Set problem: Please quote every line word for word.

Structured figure records
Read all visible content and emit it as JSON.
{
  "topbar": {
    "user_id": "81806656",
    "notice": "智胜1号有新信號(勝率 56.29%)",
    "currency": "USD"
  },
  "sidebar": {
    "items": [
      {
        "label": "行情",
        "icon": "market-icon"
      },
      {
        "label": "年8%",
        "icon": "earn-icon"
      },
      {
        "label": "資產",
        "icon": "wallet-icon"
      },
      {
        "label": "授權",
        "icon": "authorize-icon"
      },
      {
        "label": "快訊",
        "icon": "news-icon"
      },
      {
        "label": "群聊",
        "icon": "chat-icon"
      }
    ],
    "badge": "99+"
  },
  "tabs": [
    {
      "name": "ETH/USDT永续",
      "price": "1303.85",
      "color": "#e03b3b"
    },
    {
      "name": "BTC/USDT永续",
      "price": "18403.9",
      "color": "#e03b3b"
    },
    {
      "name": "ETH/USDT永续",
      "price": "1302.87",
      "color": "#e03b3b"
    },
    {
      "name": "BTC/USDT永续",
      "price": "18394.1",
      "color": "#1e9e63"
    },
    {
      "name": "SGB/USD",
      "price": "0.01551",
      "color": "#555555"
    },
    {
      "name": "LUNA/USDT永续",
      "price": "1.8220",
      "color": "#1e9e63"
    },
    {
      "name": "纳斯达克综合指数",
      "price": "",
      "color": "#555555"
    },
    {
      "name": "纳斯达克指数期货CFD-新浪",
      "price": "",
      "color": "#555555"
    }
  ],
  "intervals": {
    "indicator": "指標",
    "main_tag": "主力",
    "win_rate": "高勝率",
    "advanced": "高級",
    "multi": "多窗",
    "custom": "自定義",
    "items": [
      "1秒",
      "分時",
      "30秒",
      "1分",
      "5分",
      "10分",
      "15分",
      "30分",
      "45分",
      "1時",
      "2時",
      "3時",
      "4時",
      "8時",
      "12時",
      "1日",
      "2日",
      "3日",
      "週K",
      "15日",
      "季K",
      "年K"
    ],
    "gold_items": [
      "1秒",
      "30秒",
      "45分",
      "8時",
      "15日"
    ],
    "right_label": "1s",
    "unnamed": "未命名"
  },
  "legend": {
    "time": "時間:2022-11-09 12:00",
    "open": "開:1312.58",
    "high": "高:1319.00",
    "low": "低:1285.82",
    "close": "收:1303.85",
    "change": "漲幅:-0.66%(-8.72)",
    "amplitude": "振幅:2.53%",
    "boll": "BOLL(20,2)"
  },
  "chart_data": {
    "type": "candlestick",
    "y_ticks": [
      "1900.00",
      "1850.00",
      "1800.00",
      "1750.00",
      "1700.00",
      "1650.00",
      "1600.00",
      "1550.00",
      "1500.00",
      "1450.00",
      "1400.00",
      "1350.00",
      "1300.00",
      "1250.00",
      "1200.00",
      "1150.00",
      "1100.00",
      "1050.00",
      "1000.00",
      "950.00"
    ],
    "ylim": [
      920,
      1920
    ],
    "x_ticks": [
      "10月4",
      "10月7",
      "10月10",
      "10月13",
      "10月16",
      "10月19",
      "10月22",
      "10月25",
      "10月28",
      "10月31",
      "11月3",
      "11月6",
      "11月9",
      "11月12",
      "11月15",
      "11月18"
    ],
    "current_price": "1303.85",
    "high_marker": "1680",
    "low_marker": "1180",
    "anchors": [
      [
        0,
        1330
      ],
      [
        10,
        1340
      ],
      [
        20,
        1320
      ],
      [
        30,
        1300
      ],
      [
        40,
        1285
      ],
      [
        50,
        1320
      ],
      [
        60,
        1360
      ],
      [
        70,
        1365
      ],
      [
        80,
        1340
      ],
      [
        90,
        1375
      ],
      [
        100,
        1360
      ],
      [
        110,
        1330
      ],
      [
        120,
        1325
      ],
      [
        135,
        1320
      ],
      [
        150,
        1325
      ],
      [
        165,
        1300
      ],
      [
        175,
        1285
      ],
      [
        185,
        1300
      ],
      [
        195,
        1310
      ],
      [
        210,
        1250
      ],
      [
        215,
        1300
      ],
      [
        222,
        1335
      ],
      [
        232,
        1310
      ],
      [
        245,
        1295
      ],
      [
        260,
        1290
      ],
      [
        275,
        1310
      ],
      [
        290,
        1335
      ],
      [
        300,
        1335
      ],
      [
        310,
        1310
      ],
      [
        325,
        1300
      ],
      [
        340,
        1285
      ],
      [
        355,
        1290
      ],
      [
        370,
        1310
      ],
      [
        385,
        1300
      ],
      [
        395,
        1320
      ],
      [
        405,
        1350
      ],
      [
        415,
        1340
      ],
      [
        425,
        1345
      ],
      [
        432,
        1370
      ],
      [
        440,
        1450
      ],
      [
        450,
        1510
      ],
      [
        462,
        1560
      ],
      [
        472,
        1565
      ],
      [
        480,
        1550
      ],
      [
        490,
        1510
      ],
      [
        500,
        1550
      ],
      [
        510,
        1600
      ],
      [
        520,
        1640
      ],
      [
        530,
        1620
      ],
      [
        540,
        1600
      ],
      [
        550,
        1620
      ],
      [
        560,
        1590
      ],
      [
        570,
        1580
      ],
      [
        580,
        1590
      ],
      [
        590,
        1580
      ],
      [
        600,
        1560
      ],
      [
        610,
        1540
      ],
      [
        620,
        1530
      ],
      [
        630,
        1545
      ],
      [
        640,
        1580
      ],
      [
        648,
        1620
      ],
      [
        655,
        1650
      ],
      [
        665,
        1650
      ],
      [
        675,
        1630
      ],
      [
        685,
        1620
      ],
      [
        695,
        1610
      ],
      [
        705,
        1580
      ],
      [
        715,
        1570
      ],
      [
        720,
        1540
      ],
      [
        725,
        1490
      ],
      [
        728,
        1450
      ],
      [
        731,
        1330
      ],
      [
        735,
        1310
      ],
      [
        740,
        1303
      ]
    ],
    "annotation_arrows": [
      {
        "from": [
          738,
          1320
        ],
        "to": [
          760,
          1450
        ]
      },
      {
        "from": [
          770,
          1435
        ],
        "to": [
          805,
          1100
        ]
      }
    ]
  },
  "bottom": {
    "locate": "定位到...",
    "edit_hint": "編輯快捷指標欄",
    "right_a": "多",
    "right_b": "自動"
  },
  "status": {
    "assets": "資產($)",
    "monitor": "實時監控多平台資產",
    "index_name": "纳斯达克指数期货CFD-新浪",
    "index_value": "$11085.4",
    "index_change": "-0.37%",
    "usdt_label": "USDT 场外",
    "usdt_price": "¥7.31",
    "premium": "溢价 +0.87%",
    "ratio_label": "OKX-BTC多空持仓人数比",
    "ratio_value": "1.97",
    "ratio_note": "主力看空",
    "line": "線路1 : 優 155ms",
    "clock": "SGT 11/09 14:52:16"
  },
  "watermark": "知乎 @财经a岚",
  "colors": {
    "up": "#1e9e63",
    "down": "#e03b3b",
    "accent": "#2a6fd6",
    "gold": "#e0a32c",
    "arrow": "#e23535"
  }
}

The solution:
Read all visible content and emit it as JSON.
{
  "topbar": {
    "user_id": "81806656",
    "notice": "智胜1号有新信號(勝率 56.29%)",
    "currency": "USD"
  },
  "sidebar": {
    "items": [
      {
        "label": "行情",
        "icon": "market-icon"
      },
      {
        "label": "年8%",
        "icon": "earn-icon"
      },
      {
        "label": "資產",
        "icon": "wallet-icon"
      },
      {
        "label": "授權",
        "icon": "authorize-icon"
      },
      {
        "label": "快訊",
        "icon": "news-icon"
      },
      {
        "label": "群聊",
        "icon": "chat-icon"
      }
    ],
    "badge": "99+"
  },
  "tabs": [
    {
      "name": "ETH/USDT永续",
      "price": "1303.85",
      "color": "#e03b3b"
    },
    {
      "name": "BTC/USDT永续",
      "price": "18403.9",
      "color": "#e03b3b"
    },
    {
      "name": "ETH/USDT永续",
      "price": "1302.87",
      "color": "#e03b3b"
    },
    {
      "name": "BTC/USDT永续",
      "price": "18394.1",
      "color": "#1e9e63"
    },
    {
      "name": "SGB/USD",
      "price": "0.01551",
      "color": "#555555"
    },
    {
      "name": "LUNA/USDT永续",
      "price": "1.8220",
      "color": "#1e9e63"
    },
    {
      "name": "纳斯达克综合指数",
      "price": "",
      "color": "#555555"
    },
    {
      "name": "纳斯达克指数期货CFD-新浪",
      "price": "",
      "color": "#555555"
    }
  ],
  "intervals": {
    "indicator": "指標",
    "main_tag": "主力",
    "win_rate": "高勝率",
    "advanced": "高級",
    "multi": "多窗",
    "custom": "自定義",
    "items": [
      "1秒",
      "分時",
      "30秒",
      "1分",
      "5分",
      "10分",
      "15分",
      "30分",
      "45分",
      "1時",
      "2時",
      "3時",
      "4時",
      "8時",
      "12時",
      "1日",
      "2日",
      "3日",
      "週K",
      "15日",
      "季K",
      "年K"
    ],
    "gold_items": [
      "1秒",
      "30秒",
      "45分",
      "8時",
      "15日"
    ],
    "right_label": "1s",
    "unnamed": "未命名"
  },
  "legend": {
    "time": "時間:2022-11-09 12:00",
    "open": "開:1312.58",
    "high": "高:1319.00",
    "low": "低:1285.82",
    "close": "收:1303.85",
    "change": "漲幅:-0.66%(-8.72)",
    "amplitude": "振幅:2.53%",
    "boll": "BOLL(20,2)"
  },
  "chart_data": {
    "type": "candlestick",
    "y_ticks": [
      "1900.00",
      "1850.00",
      "1800.00",
      "1750.00",
      "1700.00",
      "1650.00",
      "1600.00",
      "1550.00",
      "1500.00",
      "1450.00",
      "1400.00",
      "1350.00",
      "1300.00",
      "1250.00",
      "1200.00",
      "1150.00",
      "1100.00",
      "1050.00",
      "1000.00",
      "950.00"
    ],
    "ylim": [
      920,
      1920
    ],
    "x_ticks": [
      "10月4",
      "10月7",
      "10月10",
      "10月13",
      "10月16",
      "10月19",
      "10月22",
      "10月25",
      "10月28",
      "10月31",
      "11月3",
      "11月6",
      "11月9",
      "11月12",
      "11月15",
      "11月18"
    ],
    "current_price": "1303.85",
    "high_marker": "1680",
    "low_marker": "1180",
    "anchors": [
      [
        0,
        1330
      ],
      [
        10,
        1340
      ],
      [
        20,
        1320
      ],
      [
        30,
        1300
      ],
      [
        40,
        1285
      ],
      [
        50,
        1320
      ],
      [
        60,
        1360
      ],
      [
        70,
        1365
      ],
      [
        80,
        1340
      ],
      [
        90,
        1375
      ],
      [
        100,
        1360
      ],
      [
        110,
        1330
      ],
      [
        120,
        1325
      ],
      [
        135,
        1320
      ],
      [
        150,
        1325
      ],
      [
        165,
        1300
      ],
      [
        175,
        1285
      ],
      [
        185,
        1300
      ],
      [
        195,
        1310
      ],
      [
        210,
        1250
      ],
      [
        215,
        1300
      ],
      [
        222,
        1335
      ],
      [
        232,
        1310
      ],
      [
        245,
        1295
      ],
      [
        260,
        1290
      ],
      [
        275,
        1310
      ],
      [
        290,
        1335
      ],
      [
        300,
        1335
      ],
      [
        310,
        1310
      ],
      [
        325,
        1300
      ],
      [
        340,
        1285
      ],
      [
        355,
        1290
      ],
      [
        370,
        1310
      ],
      [
        385,
        1300
      ],
      [
        395,
        1320
      ],
      [
        405,
        1350
      ],
      [
        415,
        1340
      ],
      [
        425,
        1345
      ],
      [
        432,
        1370
      ],
      [
        440,
        1450
      ],
      [
        450,
        1510
      ],
      [
        462,
        1560
      ],
      [
        472,
        1565
      ],
      [
        480,
        1550
      ],
      [
        490,
        1510
      ],
      [
        500,
        1550
      ],
      [
        510,
        1600
      ],
      [
        520,
        1640
      ],
      [
        530,
        1620
      ],
      [
        540,
        1600
      ],
      [
        550,
        1620
      ],
      [
        560,
        1590
      ],
      [
        570,
        1580
      ],
      [
        580,
        1590
      ],
      [
        590,
        1580
      ],
      [
        600,
        1560
      ],
      [
        610,
        1540
      ],
      [
        620,
        1530
      ],
      [
        630,
        1545
      ],
      [
        640,
        1580
      ],
      [
        648,
        1620
      ],
      [
        655,
        1650
      ],
      [
        665,
        1650
      ],
      [
        675,
        1630
      ],
      [
        685,
        1620
      ],
      [
        695,
        1610
      ],
      [
        705,
        1580
      ],
      [
        715,
        1570
      ],
      [
        720,
        1540
      ],
      [
        725,
        1490
      ],
      [
        728,
        1450
      ],
      [
        731,
        1330
      ],
      [
        735,
        1310
      ],
      [
        740,
        1303
      ]
    ],
    "annotation_arrows": [
      {
        "from": [
          738,
          1320
        ],
        "to": [
          760,
          1450
        ]
      },
      {
        "from": [
          770,
          1435
        ],
        "to": [
          805,
          1100
        ]
      }
    ]
  },
  "bottom": {
    "locate": "定位到...",
    "edit_hint": "編輯快捷指標欄",
    "right_a": "多",
    "right_b": "自動"
  },
  "status": {
    "assets": "資產($)",
    "monitor": "實時監控多平台資產",
    "index_name": "纳斯达克指数期货CFD-新浪",
    "index_value": "$11085.4",
    "index_change": "-0.37%",
    "usdt_label": "USDT 场外",
    "usdt_price": "¥7.31",
    "premium": "溢价 +0.87%",
    "ratio_label": "OKX-BTC多空持仓人数比",
    "ratio_value": "1.97",
    "ratio_note": "主力看空",
    "line": "線路1 : 優 155ms",
    "clock": "SGT 11/09 14:52:16"
  },
  "watermark": "知乎 @财经a岚",
  "colors": {
    "up": "#1e9e63",
    "down": "#e03b3b",
    "accent": "#2a6fd6",
    "gold": "#e0a32c",
    "arrow": "#e23535"
  }
}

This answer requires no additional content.